• **TASK DIRECTIONS**:
Scan the records below. List lines holding "Permisos".

==== LISTED ENTRIES

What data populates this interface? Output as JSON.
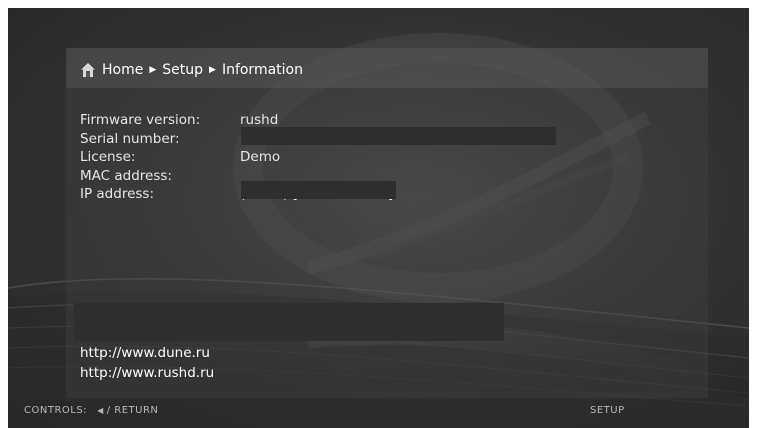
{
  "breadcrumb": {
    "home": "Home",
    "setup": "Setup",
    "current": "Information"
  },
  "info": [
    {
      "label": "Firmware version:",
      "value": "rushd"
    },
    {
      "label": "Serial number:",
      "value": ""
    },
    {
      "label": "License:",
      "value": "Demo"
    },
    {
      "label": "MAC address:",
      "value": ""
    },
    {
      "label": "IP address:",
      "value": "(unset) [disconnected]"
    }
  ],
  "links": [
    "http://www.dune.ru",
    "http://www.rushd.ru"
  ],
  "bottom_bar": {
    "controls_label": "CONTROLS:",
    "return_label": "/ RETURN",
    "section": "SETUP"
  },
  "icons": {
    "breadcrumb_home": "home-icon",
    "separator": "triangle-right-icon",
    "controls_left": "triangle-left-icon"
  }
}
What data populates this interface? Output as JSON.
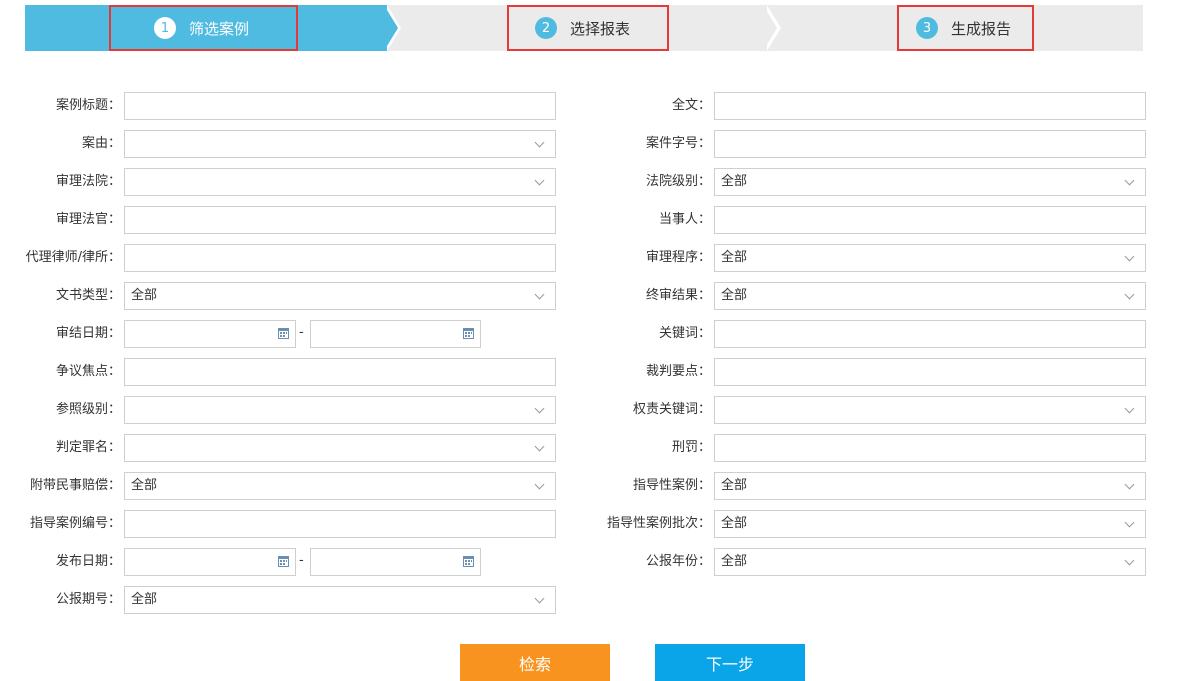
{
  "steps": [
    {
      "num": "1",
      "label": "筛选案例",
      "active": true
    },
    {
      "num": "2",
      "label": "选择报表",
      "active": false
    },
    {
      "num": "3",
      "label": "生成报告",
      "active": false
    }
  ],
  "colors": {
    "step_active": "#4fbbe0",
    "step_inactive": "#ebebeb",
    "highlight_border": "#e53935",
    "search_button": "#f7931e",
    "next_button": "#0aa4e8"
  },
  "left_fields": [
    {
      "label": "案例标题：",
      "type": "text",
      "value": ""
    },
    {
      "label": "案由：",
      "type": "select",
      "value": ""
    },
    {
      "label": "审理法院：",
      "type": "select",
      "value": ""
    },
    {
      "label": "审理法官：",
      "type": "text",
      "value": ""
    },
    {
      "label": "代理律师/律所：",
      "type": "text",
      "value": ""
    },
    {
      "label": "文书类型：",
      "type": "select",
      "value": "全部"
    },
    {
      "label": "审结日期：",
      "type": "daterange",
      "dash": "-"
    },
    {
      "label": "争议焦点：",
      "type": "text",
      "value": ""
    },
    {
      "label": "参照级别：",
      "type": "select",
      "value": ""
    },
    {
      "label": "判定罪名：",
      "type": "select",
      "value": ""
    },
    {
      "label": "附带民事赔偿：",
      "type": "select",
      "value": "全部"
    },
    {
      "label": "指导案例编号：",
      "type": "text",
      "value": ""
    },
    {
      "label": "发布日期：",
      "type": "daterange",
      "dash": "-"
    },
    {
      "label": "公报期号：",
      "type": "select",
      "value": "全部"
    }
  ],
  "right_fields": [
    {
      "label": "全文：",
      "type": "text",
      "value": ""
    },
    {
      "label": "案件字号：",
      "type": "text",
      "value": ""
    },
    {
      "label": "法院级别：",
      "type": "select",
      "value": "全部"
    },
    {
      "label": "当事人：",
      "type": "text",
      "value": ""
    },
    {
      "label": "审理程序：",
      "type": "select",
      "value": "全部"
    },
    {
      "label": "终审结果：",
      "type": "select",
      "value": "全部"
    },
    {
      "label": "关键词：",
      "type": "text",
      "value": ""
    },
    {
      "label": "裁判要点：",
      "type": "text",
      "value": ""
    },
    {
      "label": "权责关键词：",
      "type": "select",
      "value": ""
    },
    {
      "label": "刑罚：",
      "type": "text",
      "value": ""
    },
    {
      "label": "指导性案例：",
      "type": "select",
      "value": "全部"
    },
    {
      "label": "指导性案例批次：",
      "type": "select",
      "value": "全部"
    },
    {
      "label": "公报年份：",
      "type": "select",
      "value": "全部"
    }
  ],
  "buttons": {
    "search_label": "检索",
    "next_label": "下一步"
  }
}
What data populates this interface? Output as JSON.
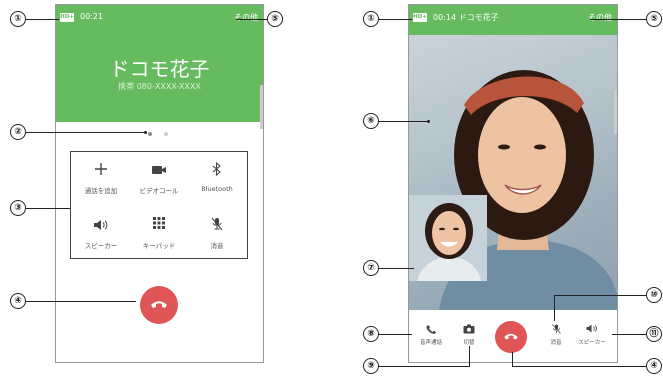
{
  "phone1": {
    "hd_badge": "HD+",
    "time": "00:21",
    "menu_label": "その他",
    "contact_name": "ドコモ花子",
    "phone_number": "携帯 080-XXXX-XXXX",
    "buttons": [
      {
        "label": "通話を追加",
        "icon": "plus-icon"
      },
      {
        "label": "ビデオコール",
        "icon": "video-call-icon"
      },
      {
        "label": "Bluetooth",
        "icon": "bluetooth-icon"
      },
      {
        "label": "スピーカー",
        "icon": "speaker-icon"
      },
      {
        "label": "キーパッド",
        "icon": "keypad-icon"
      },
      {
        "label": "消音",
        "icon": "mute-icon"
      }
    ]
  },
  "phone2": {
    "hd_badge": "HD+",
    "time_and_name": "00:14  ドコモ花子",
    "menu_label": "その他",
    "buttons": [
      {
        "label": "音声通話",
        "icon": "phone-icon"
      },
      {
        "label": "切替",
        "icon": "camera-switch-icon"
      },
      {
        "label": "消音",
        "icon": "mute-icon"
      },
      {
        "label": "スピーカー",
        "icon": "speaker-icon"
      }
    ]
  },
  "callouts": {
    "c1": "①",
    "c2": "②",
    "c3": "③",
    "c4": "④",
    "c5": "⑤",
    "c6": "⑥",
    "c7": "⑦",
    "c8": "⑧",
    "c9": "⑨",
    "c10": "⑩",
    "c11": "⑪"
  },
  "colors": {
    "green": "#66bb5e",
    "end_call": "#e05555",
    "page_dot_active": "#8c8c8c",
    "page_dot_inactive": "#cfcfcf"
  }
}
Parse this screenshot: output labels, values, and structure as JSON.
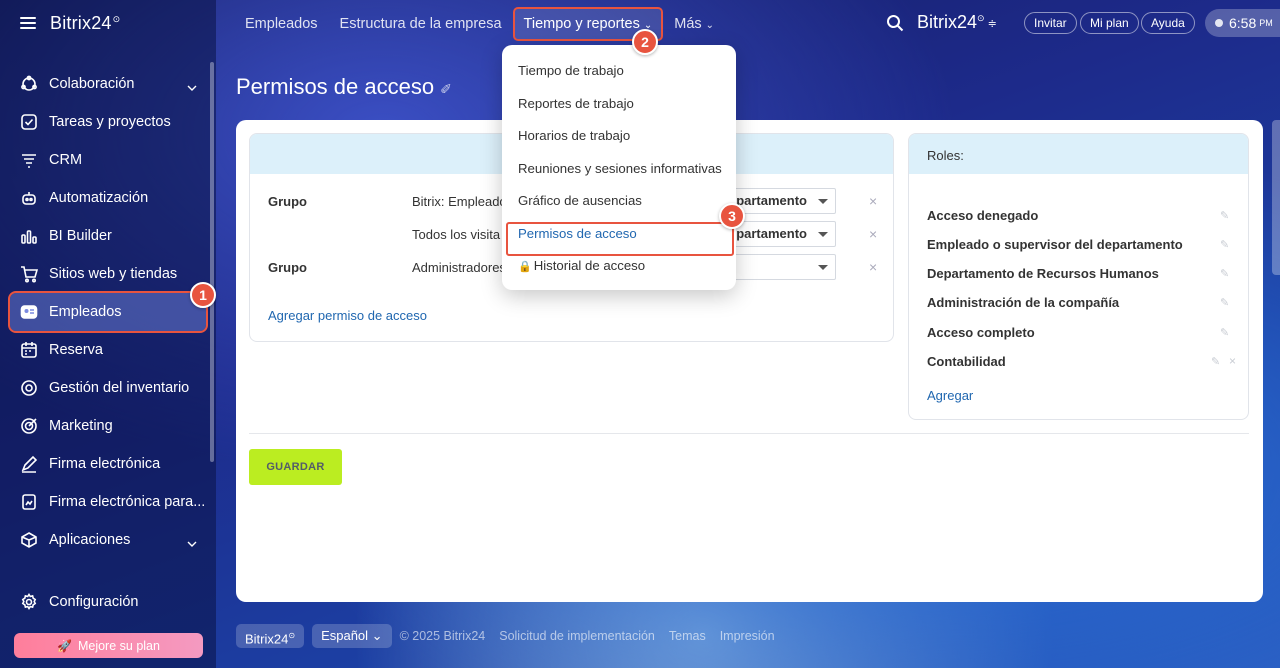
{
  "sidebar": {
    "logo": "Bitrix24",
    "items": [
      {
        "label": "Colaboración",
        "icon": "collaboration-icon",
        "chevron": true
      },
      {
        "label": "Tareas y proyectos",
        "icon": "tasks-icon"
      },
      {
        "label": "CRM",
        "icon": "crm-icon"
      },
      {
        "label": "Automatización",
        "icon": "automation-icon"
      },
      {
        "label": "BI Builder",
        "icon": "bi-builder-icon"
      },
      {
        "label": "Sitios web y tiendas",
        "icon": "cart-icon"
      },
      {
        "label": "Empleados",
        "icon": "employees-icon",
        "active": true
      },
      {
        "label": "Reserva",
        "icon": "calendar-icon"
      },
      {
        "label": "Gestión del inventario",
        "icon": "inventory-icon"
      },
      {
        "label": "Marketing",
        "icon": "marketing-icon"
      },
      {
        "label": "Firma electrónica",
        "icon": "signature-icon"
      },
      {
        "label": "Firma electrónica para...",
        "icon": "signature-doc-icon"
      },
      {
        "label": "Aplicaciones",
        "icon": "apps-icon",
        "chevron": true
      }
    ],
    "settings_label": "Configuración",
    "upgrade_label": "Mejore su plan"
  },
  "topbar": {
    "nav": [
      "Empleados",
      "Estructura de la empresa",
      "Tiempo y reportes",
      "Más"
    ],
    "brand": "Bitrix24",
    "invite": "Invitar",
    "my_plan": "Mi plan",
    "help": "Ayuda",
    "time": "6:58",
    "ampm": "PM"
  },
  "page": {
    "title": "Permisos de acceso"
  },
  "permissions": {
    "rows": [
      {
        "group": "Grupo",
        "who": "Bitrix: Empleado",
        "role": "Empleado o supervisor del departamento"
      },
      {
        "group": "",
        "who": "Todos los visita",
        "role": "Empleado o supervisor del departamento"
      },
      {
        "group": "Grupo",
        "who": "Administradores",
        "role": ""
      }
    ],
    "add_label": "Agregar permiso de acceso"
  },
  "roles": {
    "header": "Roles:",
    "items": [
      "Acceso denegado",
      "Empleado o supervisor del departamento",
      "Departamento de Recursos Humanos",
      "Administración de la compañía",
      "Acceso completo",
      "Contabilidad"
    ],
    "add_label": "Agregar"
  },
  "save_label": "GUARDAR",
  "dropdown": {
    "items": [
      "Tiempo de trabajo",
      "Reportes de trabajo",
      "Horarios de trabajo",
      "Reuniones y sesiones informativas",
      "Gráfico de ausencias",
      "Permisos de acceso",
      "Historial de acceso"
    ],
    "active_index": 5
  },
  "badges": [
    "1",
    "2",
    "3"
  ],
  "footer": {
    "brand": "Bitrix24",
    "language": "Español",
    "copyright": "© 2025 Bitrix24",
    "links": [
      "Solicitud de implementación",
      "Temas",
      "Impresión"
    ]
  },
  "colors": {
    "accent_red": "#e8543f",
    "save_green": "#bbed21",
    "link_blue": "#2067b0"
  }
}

========

• **THE OUTPUT**:
    "title": "Permisos de acceso"
      "Permisos de acceso",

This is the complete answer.